— START Provided data —
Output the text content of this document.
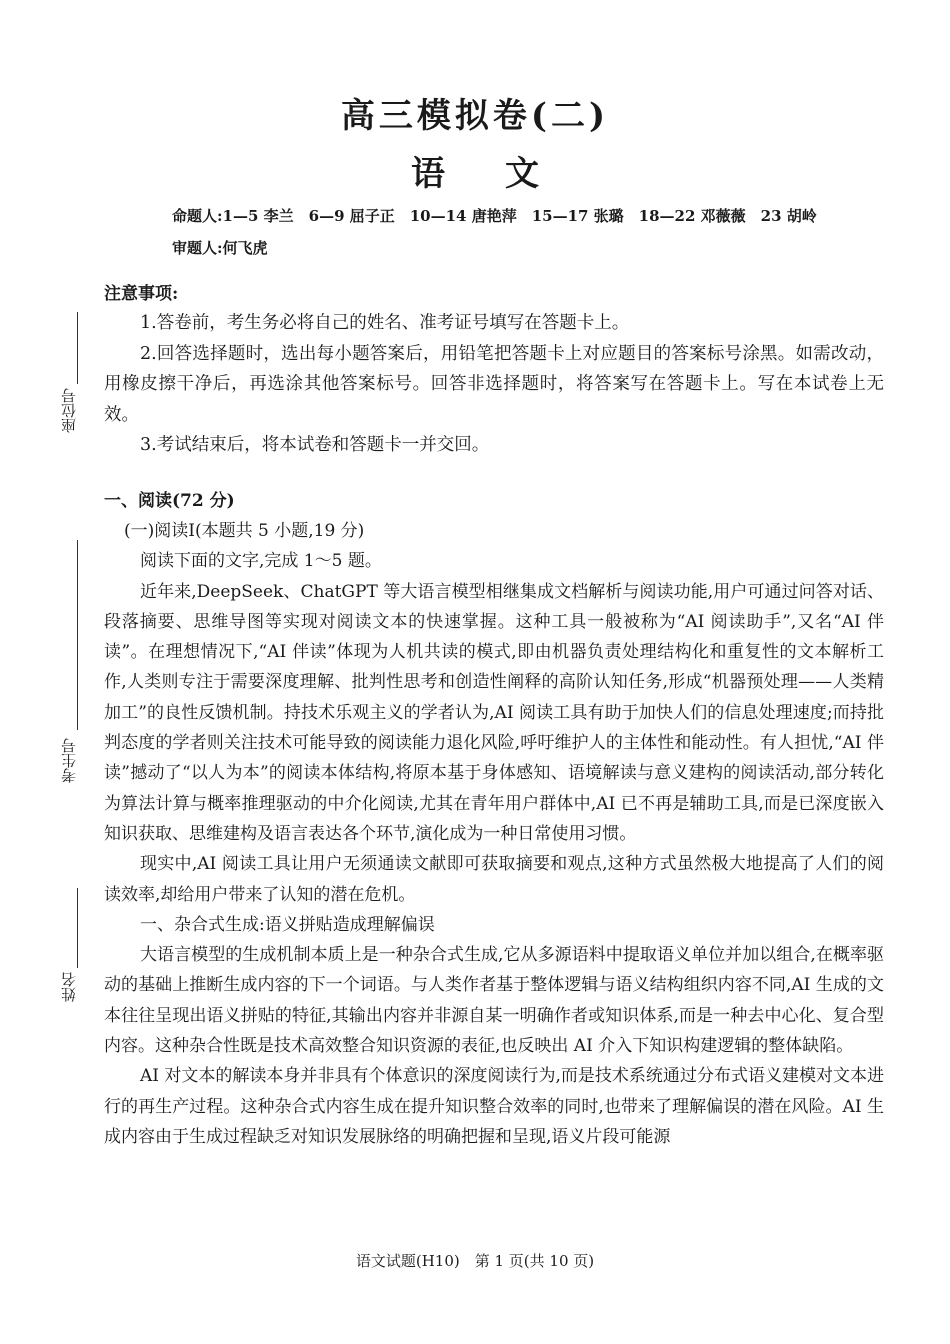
座位号
考生号
姓名
高三模拟卷(二)
语文
命题人:1—5 李兰　6—9 屈子正　10—14 唐艳萍　15—17 张璐　18—22 邓薇薇　23 胡岭
审题人:何飞虎
注意事项:

1.答卷前，考生务必将自己的姓名、准考证号填写在答题卡上。

2.回答选择题时，选出每小题答案后，用铅笔把答题卡上对应题目的答案标号涂黑。如需改动，用橡皮擦干净后，再选涂其他答案标号。回答非选择题时，将答案写在答题卡上。写在本试卷上无效。

3.考试结束后，将本试卷和答题卡一并交回。

一、阅读(72 分)

(一)阅读Ⅰ(本题共 5 小题,19 分)

阅读下面的文字,完成 1～5 题。

近年来,DeepSeek、ChatGPT 等大语言模型相继集成文档解析与阅读功能,用户可通过问答对话、段落摘要、思维导图等实现对阅读文本的快速掌握。这种工具一般被称为“AI 阅读助手”,又名“AI 伴读”。在理想情况下,“AI 伴读”体现为人机共读的模式,即由机器负责处理结构化和重复性的文本解析工作,人类则专注于需要深度理解、批判性思考和创造性阐释的高阶认知任务,形成“机器预处理——人类精加工”的良性反馈机制。持技术乐观主义的学者认为,AI 阅读工具有助于加快人们的信息处理速度;而持批判态度的学者则关注技术可能导致的阅读能力退化风险,呼吁维护人的主体性和能动性。有人担忧,“AI 伴读”撼动了“以人为本”的阅读本体结构,将原本基于身体感知、语境解读与意义建构的阅读活动,部分转化为算法计算与概率推理驱动的中介化阅读,尤其在青年用户群体中,AI 已不再是辅助工具,而是已深度嵌入知识获取、思维建构及语言表达各个环节,演化成为一种日常使用习惯。

现实中,AI 阅读工具让用户无须通读文献即可获取摘要和观点,这种方式虽然极大地提高了人们的阅读效率,却给用户带来了认知的潜在危机。

一、杂合式生成:语义拼贴造成理解偏误

大语言模型的生成机制本质上是一种杂合式生成,它从多源语料中提取语义单位并加以组合,在概率驱动的基础上推断生成内容的下一个词语。与人类作者基于整体逻辑与语义结构组织内容不同,AI 生成的文本往往呈现出语义拼贴的特征,其输出内容并非源自某一明确作者或知识体系,而是一种去中心化、复合型内容。这种杂合性既是技术高效整合知识资源的表征,也反映出 AI 介入下知识构建逻辑的整体缺陷。

AI 对文本的解读本身并非具有个体意识的深度阅读行为,而是技术系统通过分布式语义建模对文本进行的再生产过程。这种杂合式内容生成在提升知识整合效率的同时,也带来了理解偏误的潜在风险。AI 生成内容由于生成过程缺乏对知识发展脉络的明确把握和呈现,语义片段可能源

语文试题(H10)　第 1 页(共 10 页)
— END Provided data —
Print out the whole of the material word for word, without pictures.

Final result:
Output the text content of this document.
座位号
考生号
姓名
高三模拟卷(二)
语文
命题人:1—5 李兰　6—9 屈子正　10—14 唐艳萍　15—17 张璐　18—22 邓薇薇　23 胡岭
审题人:何飞虎
注意事项:

1.答卷前，考生务必将自己的姓名、准考证号填写在答题卡上。

2.回答选择题时，选出每小题答案后，用铅笔把答题卡上对应题目的答案标号涂黑。如需改动，用橡皮擦干净后，再选涂其他答案标号。回答非选择题时，将答案写在答题卡上。写在本试卷上无效。

3.考试结束后，将本试卷和答题卡一并交回。

一、阅读(72 分)

(一)阅读Ⅰ(本题共 5 小题,19 分)

阅读下面的文字,完成 1～5 题。

近年来,DeepSeek、ChatGPT 等大语言模型相继集成文档解析与阅读功能,用户可通过问答对话、段落摘要、思维导图等实现对阅读文本的快速掌握。这种工具一般被称为“AI 阅读助手”,又名“AI 伴读”。在理想情况下,“AI 伴读”体现为人机共读的模式,即由机器负责处理结构化和重复性的文本解析工作,人类则专注于需要深度理解、批判性思考和创造性阐释的高阶认知任务,形成“机器预处理——人类精加工”的良性反馈机制。持技术乐观主义的学者认为,AI 阅读工具有助于加快人们的信息处理速度;而持批判态度的学者则关注技术可能导致的阅读能力退化风险,呼吁维护人的主体性和能动性。有人担忧,“AI 伴读”撼动了“以人为本”的阅读本体结构,将原本基于身体感知、语境解读与意义建构的阅读活动,部分转化为算法计算与概率推理驱动的中介化阅读,尤其在青年用户群体中,AI 已不再是辅助工具,而是已深度嵌入知识获取、思维建构及语言表达各个环节,演化成为一种日常使用习惯。

现实中,AI 阅读工具让用户无须通读文献即可获取摘要和观点,这种方式虽然极大地提高了人们的阅读效率,却给用户带来了认知的潜在危机。

一、杂合式生成:语义拼贴造成理解偏误

大语言模型的生成机制本质上是一种杂合式生成,它从多源语料中提取语义单位并加以组合,在概率驱动的基础上推断生成内容的下一个词语。与人类作者基于整体逻辑与语义结构组织内容不同,AI 生成的文本往往呈现出语义拼贴的特征,其输出内容并非源自某一明确作者或知识体系,而是一种去中心化、复合型内容。这种杂合性既是技术高效整合知识资源的表征,也反映出 AI 介入下知识构建逻辑的整体缺陷。

AI 对文本的解读本身并非具有个体意识的深度阅读行为,而是技术系统通过分布式语义建模对文本进行的再生产过程。这种杂合式内容生成在提升知识整合效率的同时,也带来了理解偏误的潜在风险。AI 生成内容由于生成过程缺乏对知识发展脉络的明确把握和呈现,语义片段可能源

语文试题(H10)　第 1 页(共 10 页)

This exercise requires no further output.